Start of Exercise input

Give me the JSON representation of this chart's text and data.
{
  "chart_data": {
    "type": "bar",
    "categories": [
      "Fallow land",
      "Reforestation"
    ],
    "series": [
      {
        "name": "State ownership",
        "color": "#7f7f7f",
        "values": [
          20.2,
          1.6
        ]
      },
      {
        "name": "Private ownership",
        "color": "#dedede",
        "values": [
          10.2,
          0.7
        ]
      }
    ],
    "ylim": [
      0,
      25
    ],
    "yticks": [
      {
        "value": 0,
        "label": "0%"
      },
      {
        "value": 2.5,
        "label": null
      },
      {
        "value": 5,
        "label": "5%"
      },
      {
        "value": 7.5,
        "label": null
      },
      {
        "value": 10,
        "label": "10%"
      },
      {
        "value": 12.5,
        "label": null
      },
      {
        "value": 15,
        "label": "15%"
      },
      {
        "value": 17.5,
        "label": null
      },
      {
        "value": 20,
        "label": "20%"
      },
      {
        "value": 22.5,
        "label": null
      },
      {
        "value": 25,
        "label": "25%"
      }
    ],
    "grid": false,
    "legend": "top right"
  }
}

End of Exercise input
Start of Exercise input

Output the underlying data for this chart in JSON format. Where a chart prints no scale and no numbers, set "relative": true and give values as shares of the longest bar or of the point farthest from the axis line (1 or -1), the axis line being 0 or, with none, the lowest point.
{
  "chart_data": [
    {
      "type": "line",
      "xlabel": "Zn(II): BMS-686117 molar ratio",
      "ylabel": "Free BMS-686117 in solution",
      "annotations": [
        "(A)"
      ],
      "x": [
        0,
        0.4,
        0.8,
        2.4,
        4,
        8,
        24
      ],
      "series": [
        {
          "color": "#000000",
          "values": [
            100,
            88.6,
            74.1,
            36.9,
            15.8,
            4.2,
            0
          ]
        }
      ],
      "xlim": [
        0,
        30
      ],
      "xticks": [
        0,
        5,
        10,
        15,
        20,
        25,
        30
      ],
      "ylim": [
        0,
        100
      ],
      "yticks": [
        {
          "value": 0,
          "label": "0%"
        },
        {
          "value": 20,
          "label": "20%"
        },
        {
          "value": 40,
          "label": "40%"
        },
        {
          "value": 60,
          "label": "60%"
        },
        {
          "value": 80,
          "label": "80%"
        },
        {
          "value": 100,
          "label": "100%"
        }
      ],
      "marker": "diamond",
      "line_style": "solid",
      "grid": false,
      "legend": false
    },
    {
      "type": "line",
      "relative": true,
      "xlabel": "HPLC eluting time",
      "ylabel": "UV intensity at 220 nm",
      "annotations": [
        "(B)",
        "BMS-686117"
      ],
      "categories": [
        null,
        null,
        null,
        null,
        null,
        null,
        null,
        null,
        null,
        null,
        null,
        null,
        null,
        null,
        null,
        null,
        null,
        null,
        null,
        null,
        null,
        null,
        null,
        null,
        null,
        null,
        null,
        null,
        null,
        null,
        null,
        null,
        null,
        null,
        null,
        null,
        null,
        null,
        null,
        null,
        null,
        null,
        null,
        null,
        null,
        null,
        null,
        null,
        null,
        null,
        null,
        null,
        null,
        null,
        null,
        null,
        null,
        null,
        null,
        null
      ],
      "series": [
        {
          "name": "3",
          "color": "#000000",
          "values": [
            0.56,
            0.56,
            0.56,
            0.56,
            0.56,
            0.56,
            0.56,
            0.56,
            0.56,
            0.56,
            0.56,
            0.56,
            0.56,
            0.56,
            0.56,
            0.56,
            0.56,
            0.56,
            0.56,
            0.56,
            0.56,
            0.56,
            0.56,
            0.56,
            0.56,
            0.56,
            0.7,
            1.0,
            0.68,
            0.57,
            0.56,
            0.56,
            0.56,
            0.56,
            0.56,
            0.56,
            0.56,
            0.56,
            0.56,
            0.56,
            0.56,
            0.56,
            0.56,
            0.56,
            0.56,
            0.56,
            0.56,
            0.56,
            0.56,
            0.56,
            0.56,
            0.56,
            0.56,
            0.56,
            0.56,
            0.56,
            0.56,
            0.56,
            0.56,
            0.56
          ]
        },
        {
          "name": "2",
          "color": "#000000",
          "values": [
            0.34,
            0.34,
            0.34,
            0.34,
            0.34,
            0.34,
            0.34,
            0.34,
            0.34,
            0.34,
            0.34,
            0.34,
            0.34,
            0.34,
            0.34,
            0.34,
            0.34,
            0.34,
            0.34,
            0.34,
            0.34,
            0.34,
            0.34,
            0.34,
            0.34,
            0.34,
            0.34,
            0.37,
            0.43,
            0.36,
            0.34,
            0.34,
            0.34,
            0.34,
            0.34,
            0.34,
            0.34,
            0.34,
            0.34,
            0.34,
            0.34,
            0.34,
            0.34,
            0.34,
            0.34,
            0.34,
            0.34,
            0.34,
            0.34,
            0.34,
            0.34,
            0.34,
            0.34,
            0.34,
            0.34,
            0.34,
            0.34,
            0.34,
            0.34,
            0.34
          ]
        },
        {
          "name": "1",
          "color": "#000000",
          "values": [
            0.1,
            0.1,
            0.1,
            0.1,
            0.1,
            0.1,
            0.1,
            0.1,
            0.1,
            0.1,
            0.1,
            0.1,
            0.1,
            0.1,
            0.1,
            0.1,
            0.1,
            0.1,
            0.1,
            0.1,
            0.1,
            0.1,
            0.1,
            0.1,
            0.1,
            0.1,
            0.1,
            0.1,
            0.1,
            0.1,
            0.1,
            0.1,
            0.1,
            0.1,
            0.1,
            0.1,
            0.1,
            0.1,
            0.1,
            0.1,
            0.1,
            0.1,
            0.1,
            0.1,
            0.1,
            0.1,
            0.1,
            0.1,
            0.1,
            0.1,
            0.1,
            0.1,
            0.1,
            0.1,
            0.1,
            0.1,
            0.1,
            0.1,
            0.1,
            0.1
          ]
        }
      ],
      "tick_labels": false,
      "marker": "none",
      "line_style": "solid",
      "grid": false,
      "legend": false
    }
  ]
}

End of Exercise input

What you have to do - Gather up the lines that contain the word "xlabel".

Reply -
      "xlabel": "Zn(II): BMS-686117 molar ratio",
      "xlabel": "HPLC eluting time",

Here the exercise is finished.